» **Exercise**
Count every line where "visible" shows up, and give that number only.
··· Extracted data ···
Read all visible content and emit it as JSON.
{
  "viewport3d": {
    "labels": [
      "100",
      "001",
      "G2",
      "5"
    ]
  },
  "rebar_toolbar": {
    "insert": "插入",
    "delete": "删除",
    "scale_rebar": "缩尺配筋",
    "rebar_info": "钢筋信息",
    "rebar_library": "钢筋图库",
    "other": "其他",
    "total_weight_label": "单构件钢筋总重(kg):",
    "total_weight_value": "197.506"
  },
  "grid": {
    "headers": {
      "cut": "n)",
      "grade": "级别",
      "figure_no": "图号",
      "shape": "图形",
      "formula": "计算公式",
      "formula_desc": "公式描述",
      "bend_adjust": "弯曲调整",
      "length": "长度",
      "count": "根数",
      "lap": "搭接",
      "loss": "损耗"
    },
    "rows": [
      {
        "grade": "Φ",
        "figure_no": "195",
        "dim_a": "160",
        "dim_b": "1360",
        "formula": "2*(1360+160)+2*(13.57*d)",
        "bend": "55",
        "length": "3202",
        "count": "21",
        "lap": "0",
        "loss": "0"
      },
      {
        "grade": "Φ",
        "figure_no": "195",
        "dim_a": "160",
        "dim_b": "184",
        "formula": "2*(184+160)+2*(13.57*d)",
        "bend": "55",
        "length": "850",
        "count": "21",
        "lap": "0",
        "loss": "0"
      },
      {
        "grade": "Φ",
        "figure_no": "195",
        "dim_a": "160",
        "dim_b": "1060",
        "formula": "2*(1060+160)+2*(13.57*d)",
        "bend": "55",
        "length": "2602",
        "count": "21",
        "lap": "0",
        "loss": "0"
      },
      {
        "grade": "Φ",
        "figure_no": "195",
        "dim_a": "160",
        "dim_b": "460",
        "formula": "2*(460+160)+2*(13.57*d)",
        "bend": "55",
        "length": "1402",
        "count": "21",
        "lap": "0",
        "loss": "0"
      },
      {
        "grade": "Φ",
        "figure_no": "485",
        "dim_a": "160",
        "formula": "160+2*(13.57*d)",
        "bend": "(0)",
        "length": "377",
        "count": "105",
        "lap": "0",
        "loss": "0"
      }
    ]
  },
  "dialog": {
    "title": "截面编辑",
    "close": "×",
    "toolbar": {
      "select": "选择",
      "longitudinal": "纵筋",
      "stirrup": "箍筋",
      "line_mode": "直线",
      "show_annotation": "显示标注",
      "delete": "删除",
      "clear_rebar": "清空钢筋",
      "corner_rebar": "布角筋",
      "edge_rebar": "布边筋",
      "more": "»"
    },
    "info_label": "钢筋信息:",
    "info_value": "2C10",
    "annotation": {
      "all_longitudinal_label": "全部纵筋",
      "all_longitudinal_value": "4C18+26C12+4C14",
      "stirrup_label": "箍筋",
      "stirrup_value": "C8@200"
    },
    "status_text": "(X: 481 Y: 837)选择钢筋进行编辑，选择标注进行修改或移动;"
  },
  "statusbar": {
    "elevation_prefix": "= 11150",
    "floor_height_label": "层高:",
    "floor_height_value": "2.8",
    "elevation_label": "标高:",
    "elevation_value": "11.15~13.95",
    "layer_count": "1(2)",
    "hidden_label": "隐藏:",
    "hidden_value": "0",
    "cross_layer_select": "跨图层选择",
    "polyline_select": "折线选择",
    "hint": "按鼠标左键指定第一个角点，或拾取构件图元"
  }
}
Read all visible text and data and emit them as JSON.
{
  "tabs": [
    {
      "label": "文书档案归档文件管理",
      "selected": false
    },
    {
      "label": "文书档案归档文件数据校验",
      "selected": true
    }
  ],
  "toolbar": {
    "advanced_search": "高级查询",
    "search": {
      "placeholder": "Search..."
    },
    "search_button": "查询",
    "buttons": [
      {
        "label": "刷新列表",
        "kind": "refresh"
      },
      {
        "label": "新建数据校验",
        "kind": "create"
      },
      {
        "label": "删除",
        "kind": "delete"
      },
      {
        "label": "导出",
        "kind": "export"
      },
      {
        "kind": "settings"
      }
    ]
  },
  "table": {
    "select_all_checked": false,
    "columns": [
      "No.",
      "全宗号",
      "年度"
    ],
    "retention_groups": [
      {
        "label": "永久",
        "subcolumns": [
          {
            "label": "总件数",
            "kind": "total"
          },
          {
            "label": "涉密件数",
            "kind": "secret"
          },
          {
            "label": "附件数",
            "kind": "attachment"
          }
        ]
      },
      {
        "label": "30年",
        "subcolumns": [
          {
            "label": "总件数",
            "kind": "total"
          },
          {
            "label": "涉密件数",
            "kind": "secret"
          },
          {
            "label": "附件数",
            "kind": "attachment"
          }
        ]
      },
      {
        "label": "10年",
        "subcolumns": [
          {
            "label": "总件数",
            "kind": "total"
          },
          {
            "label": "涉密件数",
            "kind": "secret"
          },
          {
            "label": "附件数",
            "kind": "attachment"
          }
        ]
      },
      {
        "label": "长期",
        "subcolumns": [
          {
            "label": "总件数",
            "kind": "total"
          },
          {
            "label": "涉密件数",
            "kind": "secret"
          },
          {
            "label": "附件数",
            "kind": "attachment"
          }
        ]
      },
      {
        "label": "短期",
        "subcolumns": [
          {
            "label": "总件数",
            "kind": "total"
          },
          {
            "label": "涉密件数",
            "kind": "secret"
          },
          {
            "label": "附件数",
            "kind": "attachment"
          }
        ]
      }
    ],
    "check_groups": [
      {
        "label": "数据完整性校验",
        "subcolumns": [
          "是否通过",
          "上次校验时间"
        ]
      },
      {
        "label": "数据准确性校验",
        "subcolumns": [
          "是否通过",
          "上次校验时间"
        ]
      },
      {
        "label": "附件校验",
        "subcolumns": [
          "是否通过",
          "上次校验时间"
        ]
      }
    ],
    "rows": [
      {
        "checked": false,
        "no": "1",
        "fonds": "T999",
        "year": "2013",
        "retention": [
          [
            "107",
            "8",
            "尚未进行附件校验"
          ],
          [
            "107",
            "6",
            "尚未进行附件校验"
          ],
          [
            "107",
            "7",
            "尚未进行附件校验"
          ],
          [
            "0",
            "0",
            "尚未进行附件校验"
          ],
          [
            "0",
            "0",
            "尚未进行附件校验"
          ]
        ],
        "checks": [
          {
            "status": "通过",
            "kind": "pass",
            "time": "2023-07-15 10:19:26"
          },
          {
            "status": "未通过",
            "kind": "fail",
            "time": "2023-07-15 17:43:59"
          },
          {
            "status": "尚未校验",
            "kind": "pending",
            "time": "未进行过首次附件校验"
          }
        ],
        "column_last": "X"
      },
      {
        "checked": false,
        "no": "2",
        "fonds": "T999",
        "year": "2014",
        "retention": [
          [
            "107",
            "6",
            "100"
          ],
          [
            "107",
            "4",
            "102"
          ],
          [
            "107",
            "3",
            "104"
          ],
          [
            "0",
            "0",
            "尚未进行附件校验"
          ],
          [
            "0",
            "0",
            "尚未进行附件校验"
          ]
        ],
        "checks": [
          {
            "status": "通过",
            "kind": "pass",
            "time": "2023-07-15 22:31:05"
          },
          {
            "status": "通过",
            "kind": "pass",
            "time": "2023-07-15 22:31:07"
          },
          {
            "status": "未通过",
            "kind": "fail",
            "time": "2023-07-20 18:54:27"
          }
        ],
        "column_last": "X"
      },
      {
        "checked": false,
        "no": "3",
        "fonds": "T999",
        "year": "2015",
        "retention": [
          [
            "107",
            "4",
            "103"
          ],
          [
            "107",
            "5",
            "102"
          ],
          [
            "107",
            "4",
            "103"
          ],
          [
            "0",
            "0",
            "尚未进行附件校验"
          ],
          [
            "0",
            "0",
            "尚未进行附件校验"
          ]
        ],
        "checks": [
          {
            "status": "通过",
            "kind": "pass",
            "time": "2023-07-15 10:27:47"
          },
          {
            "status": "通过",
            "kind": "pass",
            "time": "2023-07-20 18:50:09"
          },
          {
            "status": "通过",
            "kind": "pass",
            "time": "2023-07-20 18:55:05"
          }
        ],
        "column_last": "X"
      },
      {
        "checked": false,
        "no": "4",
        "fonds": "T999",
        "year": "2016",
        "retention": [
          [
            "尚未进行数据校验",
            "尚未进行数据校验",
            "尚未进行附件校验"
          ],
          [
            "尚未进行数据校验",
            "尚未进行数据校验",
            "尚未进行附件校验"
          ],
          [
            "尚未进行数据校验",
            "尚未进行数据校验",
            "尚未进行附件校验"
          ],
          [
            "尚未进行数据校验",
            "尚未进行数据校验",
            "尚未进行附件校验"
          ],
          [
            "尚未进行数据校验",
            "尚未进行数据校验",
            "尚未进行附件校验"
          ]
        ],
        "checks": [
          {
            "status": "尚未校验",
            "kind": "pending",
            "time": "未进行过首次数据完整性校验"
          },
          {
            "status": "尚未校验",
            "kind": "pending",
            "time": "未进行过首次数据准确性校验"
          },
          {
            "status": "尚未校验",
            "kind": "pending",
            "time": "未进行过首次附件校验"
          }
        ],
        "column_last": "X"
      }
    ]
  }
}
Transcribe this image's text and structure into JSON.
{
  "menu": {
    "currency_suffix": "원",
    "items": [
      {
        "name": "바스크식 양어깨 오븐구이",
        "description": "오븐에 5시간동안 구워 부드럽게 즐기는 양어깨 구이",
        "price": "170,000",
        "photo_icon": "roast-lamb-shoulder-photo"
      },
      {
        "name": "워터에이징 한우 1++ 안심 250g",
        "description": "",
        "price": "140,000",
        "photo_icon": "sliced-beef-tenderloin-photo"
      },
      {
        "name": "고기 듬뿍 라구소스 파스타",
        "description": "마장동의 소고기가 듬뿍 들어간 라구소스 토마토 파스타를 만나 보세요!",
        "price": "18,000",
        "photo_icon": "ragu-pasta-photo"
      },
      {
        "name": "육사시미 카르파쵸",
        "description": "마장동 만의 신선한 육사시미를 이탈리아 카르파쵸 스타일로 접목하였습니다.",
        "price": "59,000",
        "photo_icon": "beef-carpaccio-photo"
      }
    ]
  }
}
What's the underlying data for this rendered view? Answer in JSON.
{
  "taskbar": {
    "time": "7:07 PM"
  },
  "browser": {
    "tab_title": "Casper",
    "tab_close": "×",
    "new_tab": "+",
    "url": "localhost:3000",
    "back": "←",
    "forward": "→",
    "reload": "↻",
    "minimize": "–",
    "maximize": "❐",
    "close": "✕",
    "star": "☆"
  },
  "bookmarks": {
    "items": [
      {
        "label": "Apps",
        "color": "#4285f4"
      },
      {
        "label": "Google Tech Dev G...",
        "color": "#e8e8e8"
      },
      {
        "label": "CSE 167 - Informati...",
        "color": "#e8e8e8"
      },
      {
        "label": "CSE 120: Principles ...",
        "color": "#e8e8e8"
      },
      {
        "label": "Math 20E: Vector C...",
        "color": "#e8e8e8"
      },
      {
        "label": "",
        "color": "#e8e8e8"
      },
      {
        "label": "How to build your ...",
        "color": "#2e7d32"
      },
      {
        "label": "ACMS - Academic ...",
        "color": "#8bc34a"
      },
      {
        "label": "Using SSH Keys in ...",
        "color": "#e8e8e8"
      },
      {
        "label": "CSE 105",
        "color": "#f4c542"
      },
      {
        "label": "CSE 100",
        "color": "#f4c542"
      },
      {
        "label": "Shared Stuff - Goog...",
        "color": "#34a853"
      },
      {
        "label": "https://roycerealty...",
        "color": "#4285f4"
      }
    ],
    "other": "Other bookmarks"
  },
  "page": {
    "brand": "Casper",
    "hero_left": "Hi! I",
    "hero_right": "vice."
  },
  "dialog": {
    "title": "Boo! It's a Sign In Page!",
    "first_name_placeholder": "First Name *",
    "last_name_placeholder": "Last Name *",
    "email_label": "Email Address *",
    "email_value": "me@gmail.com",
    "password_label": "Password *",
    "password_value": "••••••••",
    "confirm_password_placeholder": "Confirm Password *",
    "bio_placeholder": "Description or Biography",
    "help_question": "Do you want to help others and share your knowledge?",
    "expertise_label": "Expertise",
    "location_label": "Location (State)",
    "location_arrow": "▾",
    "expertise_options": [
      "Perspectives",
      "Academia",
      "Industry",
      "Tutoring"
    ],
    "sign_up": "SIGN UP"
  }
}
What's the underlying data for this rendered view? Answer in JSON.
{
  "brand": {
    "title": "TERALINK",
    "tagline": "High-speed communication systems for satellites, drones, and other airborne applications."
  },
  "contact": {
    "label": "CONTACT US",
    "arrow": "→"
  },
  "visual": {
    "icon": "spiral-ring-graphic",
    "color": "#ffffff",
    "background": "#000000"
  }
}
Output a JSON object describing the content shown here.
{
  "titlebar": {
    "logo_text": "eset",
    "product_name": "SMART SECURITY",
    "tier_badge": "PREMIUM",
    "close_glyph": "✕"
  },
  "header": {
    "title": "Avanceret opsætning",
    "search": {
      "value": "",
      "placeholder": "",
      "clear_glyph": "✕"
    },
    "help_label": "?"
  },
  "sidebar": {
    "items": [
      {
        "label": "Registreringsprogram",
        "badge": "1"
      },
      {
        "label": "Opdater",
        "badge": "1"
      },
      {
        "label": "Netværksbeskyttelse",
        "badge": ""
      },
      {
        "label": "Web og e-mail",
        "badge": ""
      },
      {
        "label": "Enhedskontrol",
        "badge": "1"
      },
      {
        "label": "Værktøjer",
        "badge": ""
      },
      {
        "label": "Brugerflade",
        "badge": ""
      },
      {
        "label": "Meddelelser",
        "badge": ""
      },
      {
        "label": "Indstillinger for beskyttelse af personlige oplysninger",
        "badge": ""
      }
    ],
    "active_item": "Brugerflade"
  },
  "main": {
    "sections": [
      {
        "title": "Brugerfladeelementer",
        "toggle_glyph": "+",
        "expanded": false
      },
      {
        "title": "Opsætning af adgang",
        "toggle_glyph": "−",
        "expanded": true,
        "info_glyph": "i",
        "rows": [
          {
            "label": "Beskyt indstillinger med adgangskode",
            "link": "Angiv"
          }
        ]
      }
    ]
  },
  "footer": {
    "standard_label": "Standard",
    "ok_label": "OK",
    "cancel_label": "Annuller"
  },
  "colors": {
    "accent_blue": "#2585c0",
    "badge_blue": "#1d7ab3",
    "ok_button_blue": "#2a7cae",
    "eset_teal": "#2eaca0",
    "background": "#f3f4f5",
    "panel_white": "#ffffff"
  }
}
···
» **Written solution**
2